» INSTRUCTIONS TO FOLLOW: Count the lines below that contain the word "this" and give only that number.

» RAW RECORDS:
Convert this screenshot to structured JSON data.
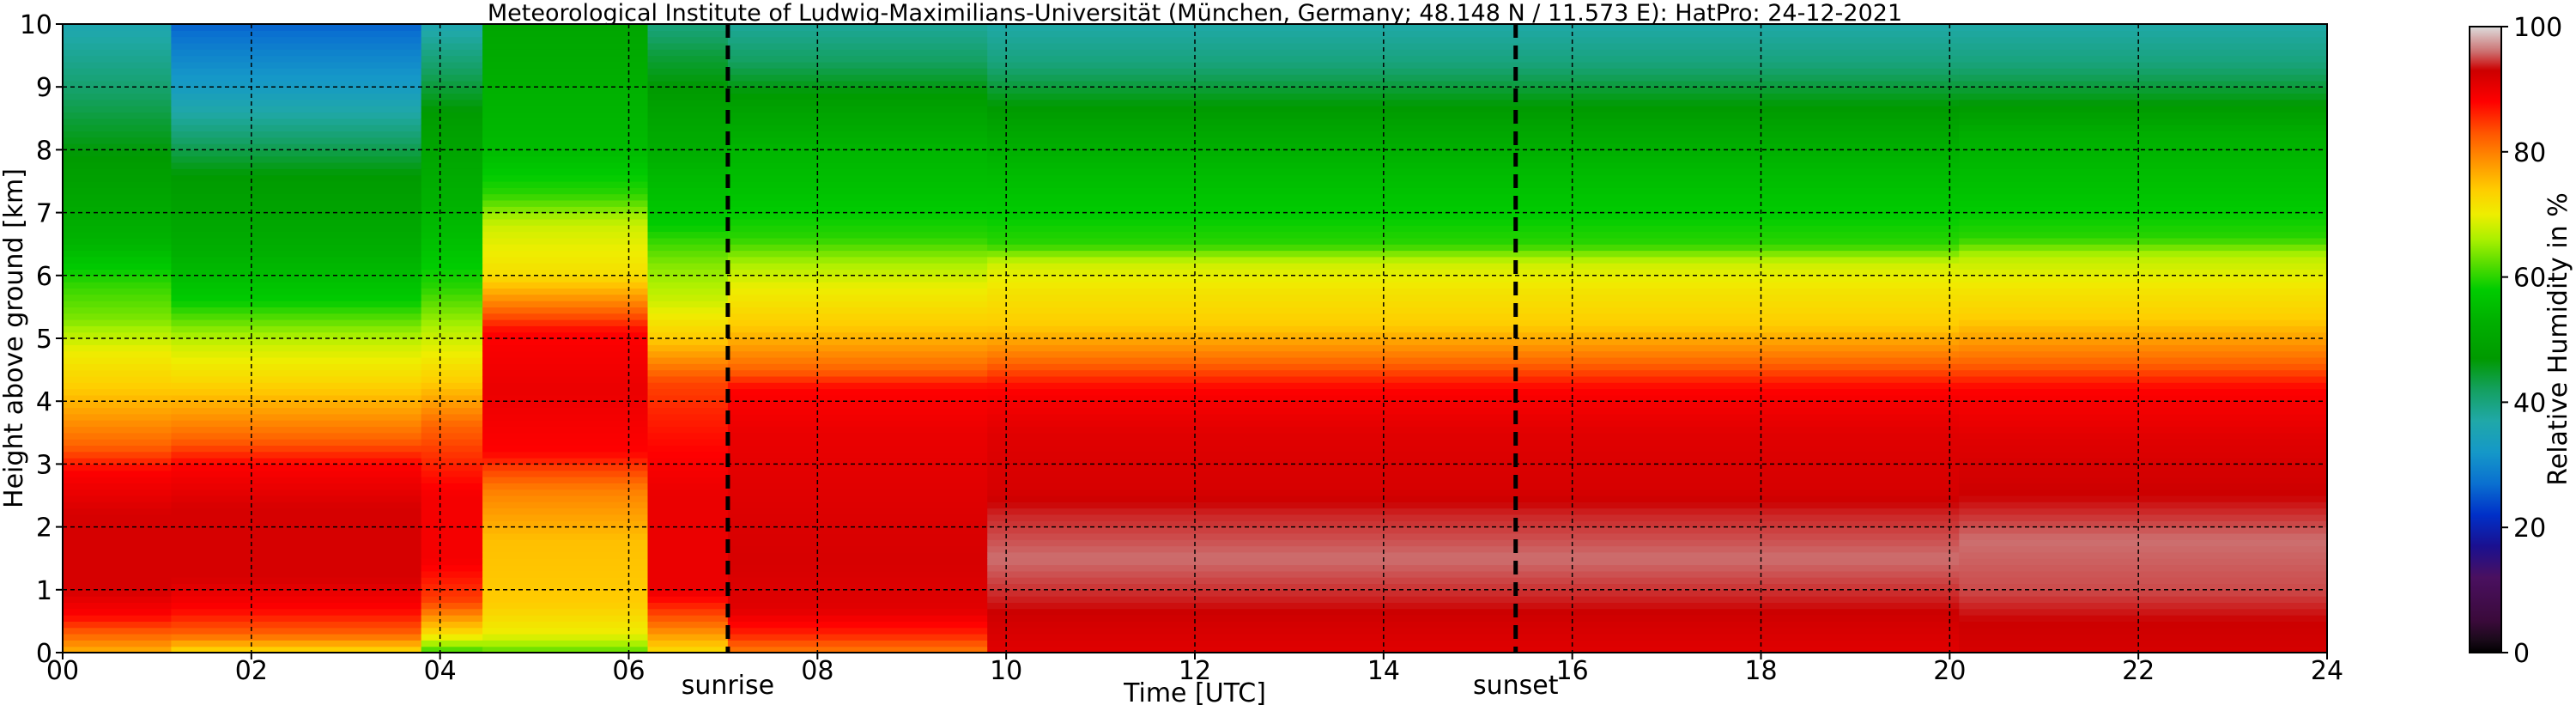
{
  "chart_data": {
    "type": "heatmap",
    "title": "Meteorological Institute of Ludwig-Maximilians-Universität (München, Germany; 48.148 N / 11.573 E):    HatPro: 24-12-2021",
    "xlabel": "Time [UTC]",
    "ylabel": "Height above ground [km]",
    "xlim": [
      0,
      24
    ],
    "ylim": [
      0,
      10
    ],
    "x_ticks": [
      {
        "value": 0,
        "label": "00"
      },
      {
        "value": 2,
        "label": "02"
      },
      {
        "value": 4,
        "label": "04"
      },
      {
        "value": 6,
        "label": "06"
      },
      {
        "value": 8,
        "label": "08"
      },
      {
        "value": 10,
        "label": "10"
      },
      {
        "value": 12,
        "label": "12"
      },
      {
        "value": 14,
        "label": "14"
      },
      {
        "value": 16,
        "label": "16"
      },
      {
        "value": 18,
        "label": "18"
      },
      {
        "value": 20,
        "label": "20"
      },
      {
        "value": 22,
        "label": "22"
      },
      {
        "value": 24,
        "label": "24"
      }
    ],
    "y_ticks": [
      0,
      1,
      2,
      3,
      4,
      5,
      6,
      7,
      8,
      9,
      10
    ],
    "grid": true,
    "events": [
      {
        "name": "sunrise",
        "time": 7.05
      },
      {
        "name": "sunset",
        "time": 15.4
      }
    ],
    "colorbar": {
      "label": "Relative Humidity in %",
      "range": [
        0,
        100
      ],
      "ticks": [
        0,
        20,
        40,
        60,
        80,
        100
      ],
      "stops": [
        {
          "v": 0,
          "color": "#000000"
        },
        {
          "v": 2,
          "color": "#1a0a1a"
        },
        {
          "v": 5,
          "color": "#3a0a3a"
        },
        {
          "v": 12,
          "color": "#4a1060"
        },
        {
          "v": 17,
          "color": "#1a1090"
        },
        {
          "v": 22,
          "color": "#0030c8"
        },
        {
          "v": 27,
          "color": "#0a70d0"
        },
        {
          "v": 32,
          "color": "#1598c8"
        },
        {
          "v": 37,
          "color": "#20a8a8"
        },
        {
          "v": 42,
          "color": "#14a060"
        },
        {
          "v": 47,
          "color": "#009a00"
        },
        {
          "v": 53,
          "color": "#00b000"
        },
        {
          "v": 58,
          "color": "#00cc00"
        },
        {
          "v": 62,
          "color": "#55dd00"
        },
        {
          "v": 66,
          "color": "#aaf000"
        },
        {
          "v": 70,
          "color": "#eeee00"
        },
        {
          "v": 74,
          "color": "#ffcc00"
        },
        {
          "v": 78,
          "color": "#ff9900"
        },
        {
          "v": 83,
          "color": "#ff5500"
        },
        {
          "v": 88,
          "color": "#ff0000"
        },
        {
          "v": 93,
          "color": "#cc0000"
        },
        {
          "v": 96,
          "color": "#cc7070"
        },
        {
          "v": 100,
          "color": "#dddddd"
        }
      ]
    },
    "humidity_profiles": [
      {
        "t_start": 0,
        "t_end": 1.15,
        "profile": [
          [
            0,
            76
          ],
          [
            0.3,
            82
          ],
          [
            0.6,
            88
          ],
          [
            1,
            92
          ],
          [
            2.2,
            92
          ],
          [
            2.9,
            88
          ],
          [
            3.3,
            82
          ],
          [
            4.2,
            74
          ],
          [
            4.8,
            70
          ],
          [
            5.3,
            64
          ],
          [
            5.9,
            60
          ],
          [
            6.5,
            54
          ],
          [
            7.5,
            49
          ],
          [
            8.3,
            45
          ],
          [
            9.2,
            40
          ],
          [
            10,
            36
          ]
        ]
      },
      {
        "t_start": 1.15,
        "t_end": 3.8,
        "profile": [
          [
            0,
            72
          ],
          [
            0.3,
            82
          ],
          [
            0.7,
            88
          ],
          [
            1.2,
            92
          ],
          [
            2.3,
            92
          ],
          [
            3.0,
            88
          ],
          [
            3.4,
            82
          ],
          [
            4.4,
            72
          ],
          [
            4.9,
            68
          ],
          [
            5.6,
            58
          ],
          [
            6.5,
            52
          ],
          [
            7.6,
            47
          ],
          [
            8.3,
            40
          ],
          [
            9.0,
            33
          ],
          [
            9.6,
            29
          ],
          [
            10,
            26
          ]
        ]
      },
      {
        "t_start": 3.8,
        "t_end": 4.45,
        "profile": [
          [
            0,
            60
          ],
          [
            0.3,
            72
          ],
          [
            0.8,
            84
          ],
          [
            1.5,
            89
          ],
          [
            2.5,
            89
          ],
          [
            3.0,
            86
          ],
          [
            3.6,
            82
          ],
          [
            4.3,
            74
          ],
          [
            5.0,
            68
          ],
          [
            5.8,
            60
          ],
          [
            6.5,
            56
          ],
          [
            7.5,
            52
          ],
          [
            8.5,
            48
          ],
          [
            9.5,
            40
          ],
          [
            10,
            36
          ]
        ]
      },
      {
        "t_start": 4.45,
        "t_end": 6.2,
        "profile": [
          [
            0,
            62
          ],
          [
            0.3,
            70
          ],
          [
            0.8,
            74
          ],
          [
            1.8,
            75
          ],
          [
            2.6,
            80
          ],
          [
            3.2,
            88
          ],
          [
            4.2,
            90
          ],
          [
            5.1,
            88
          ],
          [
            6.0,
            72
          ],
          [
            6.8,
            68
          ],
          [
            7.3,
            60
          ],
          [
            8.0,
            55
          ],
          [
            9.0,
            53
          ],
          [
            10,
            50
          ]
        ]
      },
      {
        "t_start": 6.2,
        "t_end": 7.05,
        "profile": [
          [
            0,
            72
          ],
          [
            0.5,
            82
          ],
          [
            1,
            90
          ],
          [
            2.5,
            90
          ],
          [
            3.2,
            88
          ],
          [
            3.8,
            86
          ],
          [
            4.3,
            84
          ],
          [
            5.0,
            74
          ],
          [
            5.6,
            68
          ],
          [
            6.2,
            64
          ],
          [
            6.8,
            58
          ],
          [
            7.5,
            55
          ],
          [
            8.5,
            50
          ],
          [
            9.5,
            44
          ],
          [
            10,
            40
          ]
        ]
      },
      {
        "t_start": 7.05,
        "t_end": 9.8,
        "profile": [
          [
            0,
            80
          ],
          [
            0.3,
            86
          ],
          [
            0.7,
            91
          ],
          [
            1.5,
            92
          ],
          [
            2.6,
            91
          ],
          [
            3.5,
            90
          ],
          [
            4.2,
            88
          ],
          [
            4.5,
            82
          ],
          [
            5.2,
            74
          ],
          [
            5.8,
            70
          ],
          [
            6.2,
            66
          ],
          [
            6.6,
            60
          ],
          [
            7.4,
            56
          ],
          [
            8.0,
            54
          ],
          [
            8.8,
            48
          ],
          [
            9.4,
            42
          ],
          [
            10,
            38
          ]
        ]
      },
      {
        "t_start": 9.8,
        "t_end": 20.1,
        "profile": [
          [
            0,
            91
          ],
          [
            0.4,
            92
          ],
          [
            0.9,
            94
          ],
          [
            1.5,
            96
          ],
          [
            2.2,
            94
          ],
          [
            2.6,
            92
          ],
          [
            3.5,
            91
          ],
          [
            4.2,
            88
          ],
          [
            4.6,
            82
          ],
          [
            5.2,
            74
          ],
          [
            5.8,
            71
          ],
          [
            6.2,
            68
          ],
          [
            6.5,
            60
          ],
          [
            7.4,
            56
          ],
          [
            8.0,
            53
          ],
          [
            8.8,
            46
          ],
          [
            9.4,
            40
          ],
          [
            10,
            37
          ]
        ]
      },
      {
        "t_start": 20.1,
        "t_end": 24,
        "profile": [
          [
            0,
            92
          ],
          [
            0.5,
            93
          ],
          [
            1,
            95
          ],
          [
            1.8,
            96
          ],
          [
            2.5,
            93
          ],
          [
            3.4,
            91
          ],
          [
            4.2,
            88
          ],
          [
            4.6,
            82
          ],
          [
            5.3,
            74
          ],
          [
            5.8,
            71
          ],
          [
            6.3,
            67
          ],
          [
            6.6,
            60
          ],
          [
            7.4,
            56
          ],
          [
            8.2,
            53
          ],
          [
            8.8,
            46
          ],
          [
            9.4,
            40
          ],
          [
            10,
            37
          ]
        ]
      }
    ]
  }
}
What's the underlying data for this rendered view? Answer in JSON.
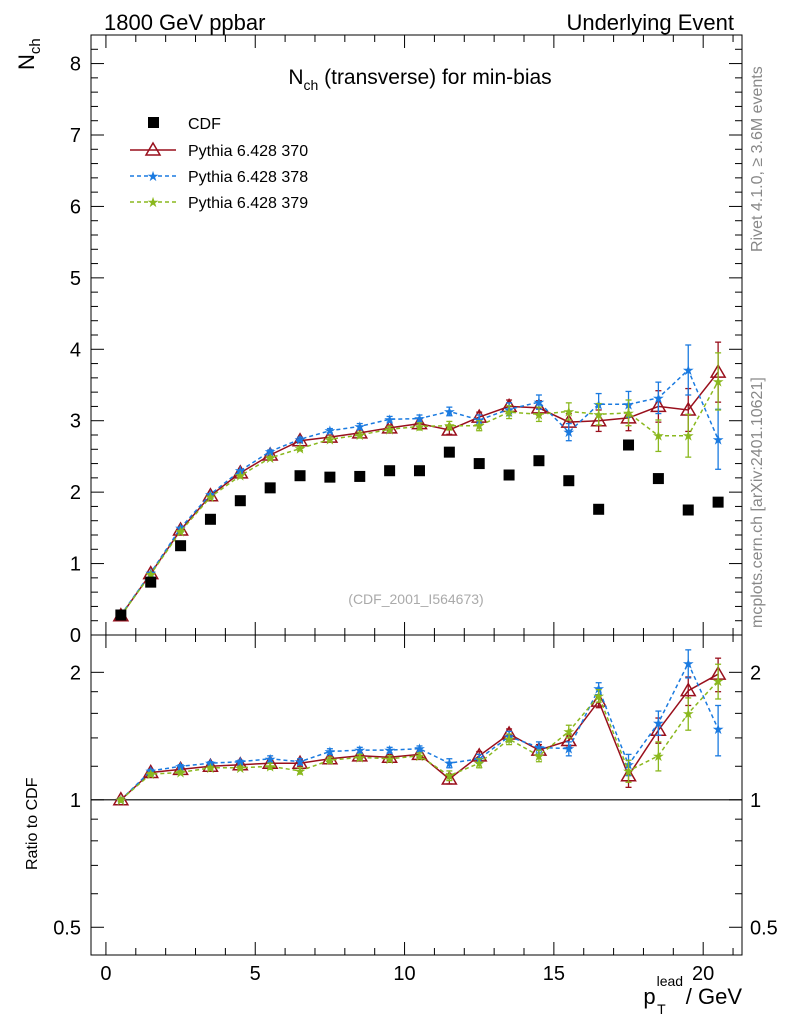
{
  "header": {
    "left": "1800 GeV ppbar",
    "right": "Underlying Event"
  },
  "side_labels": {
    "top": "Rivet 4.1.0, ≥ 3.6M events",
    "bottom": "mcplots.cern.ch [arXiv:2401.10621]"
  },
  "colors": {
    "cdf": "#000000",
    "p370": "#990f1c",
    "p378": "#1a7ae0",
    "p379": "#8ab81e"
  },
  "chart_data": [
    {
      "type": "scatter",
      "title": "N_ch (transverse) for min-bias",
      "title_main": "N",
      "title_sub": "ch",
      "title_rest": " (transverse) for min-bias",
      "ylabel_main": "N",
      "ylabel_sub": "ch",
      "watermark": "(CDF_2001_I564673)",
      "xlim": [
        -0.5,
        21.3
      ],
      "ylim": [
        0,
        8.4
      ],
      "yticks": [
        0,
        1,
        2,
        3,
        4,
        5,
        6,
        7,
        8
      ],
      "ytick_labels": [
        "0",
        "1",
        "2",
        "3",
        "4",
        "5",
        "6",
        "7",
        "8"
      ],
      "legend": [
        "CDF",
        "Pythia 6.428 370",
        "Pythia 6.428 378",
        "Pythia 6.428 379"
      ],
      "x": [
        0.5,
        1.5,
        2.5,
        3.5,
        4.5,
        5.5,
        6.5,
        7.5,
        8.5,
        9.5,
        10.5,
        11.5,
        12.5,
        13.5,
        14.5,
        15.5,
        16.5,
        17.5,
        18.5,
        19.5,
        20.5
      ],
      "series": [
        {
          "name": "CDF",
          "values": [
            0.28,
            0.74,
            1.25,
            1.62,
            1.88,
            2.06,
            2.23,
            2.21,
            2.22,
            2.3,
            2.3,
            2.56,
            2.4,
            2.24,
            2.44,
            2.16,
            1.76,
            2.66,
            2.19,
            1.75,
            1.86
          ]
        },
        {
          "name": "Pythia 6.428 370",
          "values": [
            0.27,
            0.86,
            1.47,
            1.95,
            2.27,
            2.52,
            2.72,
            2.77,
            2.83,
            2.9,
            2.96,
            2.87,
            3.05,
            3.2,
            3.18,
            2.98,
            3.0,
            3.04,
            3.2,
            3.15,
            3.68
          ],
          "errors": [
            0.01,
            0.01,
            0.01,
            0.01,
            0.01,
            0.02,
            0.03,
            0.03,
            0.04,
            0.04,
            0.05,
            0.06,
            0.07,
            0.09,
            0.1,
            0.12,
            0.15,
            0.18,
            0.22,
            0.3,
            0.42
          ]
        },
        {
          "name": "Pythia 6.428 378",
          "values": [
            0.28,
            0.87,
            1.5,
            1.97,
            2.3,
            2.57,
            2.74,
            2.86,
            2.92,
            3.02,
            3.03,
            3.13,
            3.01,
            3.16,
            3.26,
            2.84,
            3.23,
            3.23,
            3.32,
            3.71,
            2.74
          ],
          "errors": [
            0.01,
            0.01,
            0.01,
            0.01,
            0.01,
            0.02,
            0.03,
            0.03,
            0.04,
            0.04,
            0.05,
            0.06,
            0.07,
            0.09,
            0.1,
            0.12,
            0.15,
            0.18,
            0.22,
            0.35,
            0.42
          ]
        },
        {
          "name": "Pythia 6.428 379",
          "values": [
            0.27,
            0.85,
            1.45,
            1.93,
            2.23,
            2.48,
            2.61,
            2.74,
            2.8,
            2.88,
            2.92,
            2.93,
            2.93,
            3.12,
            3.09,
            3.13,
            3.09,
            3.11,
            2.79,
            2.79,
            3.55
          ],
          "errors": [
            0.01,
            0.01,
            0.01,
            0.01,
            0.01,
            0.02,
            0.03,
            0.03,
            0.04,
            0.04,
            0.05,
            0.06,
            0.07,
            0.09,
            0.1,
            0.12,
            0.15,
            0.18,
            0.22,
            0.3,
            0.4
          ]
        }
      ]
    },
    {
      "type": "scatter",
      "ylabel": "Ratio to CDF",
      "xlabel_main": "p",
      "xlabel_sub": "T",
      "xlabel_sup": "lead",
      "xlabel_rest": " / GeV",
      "xlim": [
        -0.5,
        21.3
      ],
      "ylim": [
        0.43,
        2.45
      ],
      "yticks": [
        0.5,
        1,
        2
      ],
      "ytick_labels": [
        "0.5",
        "1",
        "2"
      ],
      "xticks": [
        0,
        5,
        10,
        15,
        20
      ],
      "xtick_labels": [
        "0",
        "5",
        "10",
        "15",
        "20"
      ],
      "reference_line": 1,
      "x": [
        0.5,
        1.5,
        2.5,
        3.5,
        4.5,
        5.5,
        6.5,
        7.5,
        8.5,
        9.5,
        10.5,
        11.5,
        12.5,
        13.5,
        14.5,
        15.5,
        16.5,
        17.5,
        18.5,
        19.5,
        20.5
      ],
      "series": [
        {
          "name": "Pythia 6.428 370",
          "values": [
            1.0,
            1.16,
            1.18,
            1.2,
            1.21,
            1.22,
            1.22,
            1.25,
            1.27,
            1.26,
            1.28,
            1.12,
            1.27,
            1.43,
            1.31,
            1.38,
            1.71,
            1.14,
            1.46,
            1.81,
            1.98
          ],
          "errors": [
            0.01,
            0.01,
            0.01,
            0.01,
            0.01,
            0.02,
            0.02,
            0.02,
            0.02,
            0.02,
            0.02,
            0.03,
            0.03,
            0.04,
            0.04,
            0.05,
            0.06,
            0.07,
            0.1,
            0.14,
            0.18
          ]
        },
        {
          "name": "Pythia 6.428 378",
          "values": [
            1.0,
            1.17,
            1.2,
            1.22,
            1.23,
            1.25,
            1.23,
            1.3,
            1.31,
            1.31,
            1.32,
            1.22,
            1.25,
            1.41,
            1.33,
            1.32,
            1.83,
            1.21,
            1.52,
            2.1,
            1.47
          ],
          "errors": [
            0.01,
            0.01,
            0.01,
            0.01,
            0.01,
            0.02,
            0.02,
            0.02,
            0.02,
            0.02,
            0.02,
            0.03,
            0.03,
            0.04,
            0.04,
            0.05,
            0.06,
            0.07,
            0.1,
            0.16,
            0.2
          ]
        },
        {
          "name": "Pythia 6.428 379",
          "values": [
            1.0,
            1.15,
            1.16,
            1.19,
            1.19,
            1.2,
            1.17,
            1.24,
            1.26,
            1.25,
            1.27,
            1.14,
            1.22,
            1.39,
            1.27,
            1.45,
            1.76,
            1.17,
            1.27,
            1.6,
            1.91
          ],
          "errors": [
            0.01,
            0.01,
            0.01,
            0.01,
            0.01,
            0.02,
            0.02,
            0.02,
            0.02,
            0.02,
            0.02,
            0.03,
            0.03,
            0.04,
            0.04,
            0.05,
            0.06,
            0.07,
            0.1,
            0.14,
            0.18
          ]
        }
      ]
    }
  ]
}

» SOLUTION: 2